* WORK TO DO *
Transcribe every line exactly. Leave the pictures behind.
-------------------------
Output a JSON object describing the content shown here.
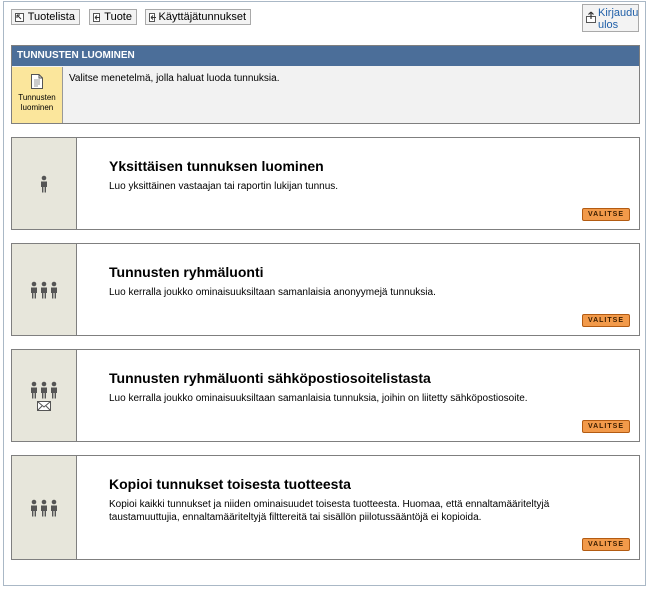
{
  "nav": {
    "product_list": "Tuotelista",
    "product": "Tuote",
    "user_ids": "Käyttäjätunnukset",
    "logout": "Kirjaudu ulos"
  },
  "header": {
    "title": "TUNNUSTEN LUOMINEN",
    "tile_label": "Tunnusten luominen",
    "description": "Valitse menetelmä, jolla haluat luoda tunnuksia."
  },
  "cards": [
    {
      "title": "Yksittäisen tunnuksen luominen",
      "description": "Luo yksittäinen vastaajan tai raportin lukijan tunnus.",
      "button": "VALITSE",
      "icon": "single-person-icon"
    },
    {
      "title": "Tunnusten ryhmäluonti",
      "description": "Luo kerralla joukko ominaisuuksiltaan samanlaisia anonyymejä tunnuksia.",
      "button": "VALITSE",
      "icon": "group-icon"
    },
    {
      "title": "Tunnusten ryhmäluonti sähköpostiosoitelistasta",
      "description": "Luo kerralla joukko ominaisuuksiltaan samanlaisia tunnuksia, joihin on liitetty sähköpostiosoite.",
      "button": "VALITSE",
      "icon": "group-email-icon"
    },
    {
      "title": "Kopioi tunnukset toisesta tuotteesta",
      "description": "Kopioi kaikki tunnukset ja niiden ominaisuudet toisesta tuotteesta. Huomaa, että ennaltamääriteltyjä taustamuuttujia, ennaltamääriteltyjä filttereitä tai sisällön piilotussääntöjä ei kopioida.",
      "button": "VALITSE",
      "icon": "group-copy-icon"
    }
  ]
}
-------------------------
* COMPLETED EXERCISE *
Output a JSON object describing the content shown here.
{
  "nav": {
    "product_list": "Tuotelista",
    "product": "Tuote",
    "user_ids": "Käyttäjätunnukset",
    "logout": "Kirjaudu ulos"
  },
  "header": {
    "title": "TUNNUSTEN LUOMINEN",
    "tile_label": "Tunnusten luominen",
    "description": "Valitse menetelmä, jolla haluat luoda tunnuksia."
  },
  "cards": [
    {
      "title": "Yksittäisen tunnuksen luominen",
      "description": "Luo yksittäinen vastaajan tai raportin lukijan tunnus.",
      "button": "VALITSE",
      "icon": "single-person-icon"
    },
    {
      "title": "Tunnusten ryhmäluonti",
      "description": "Luo kerralla joukko ominaisuuksiltaan samanlaisia anonyymejä tunnuksia.",
      "button": "VALITSE",
      "icon": "group-icon"
    },
    {
      "title": "Tunnusten ryhmäluonti sähköpostiosoitelistasta",
      "description": "Luo kerralla joukko ominaisuuksiltaan samanlaisia tunnuksia, joihin on liitetty sähköpostiosoite.",
      "button": "VALITSE",
      "icon": "group-email-icon"
    },
    {
      "title": "Kopioi tunnukset toisesta tuotteesta",
      "description": "Kopioi kaikki tunnukset ja niiden ominaisuudet toisesta tuotteesta. Huomaa, että ennaltamääriteltyjä taustamuuttujia, ennaltamääriteltyjä filttereitä tai sisällön piilotussääntöjä ei kopioida.",
      "button": "VALITSE",
      "icon": "group-copy-icon"
    }
  ]
}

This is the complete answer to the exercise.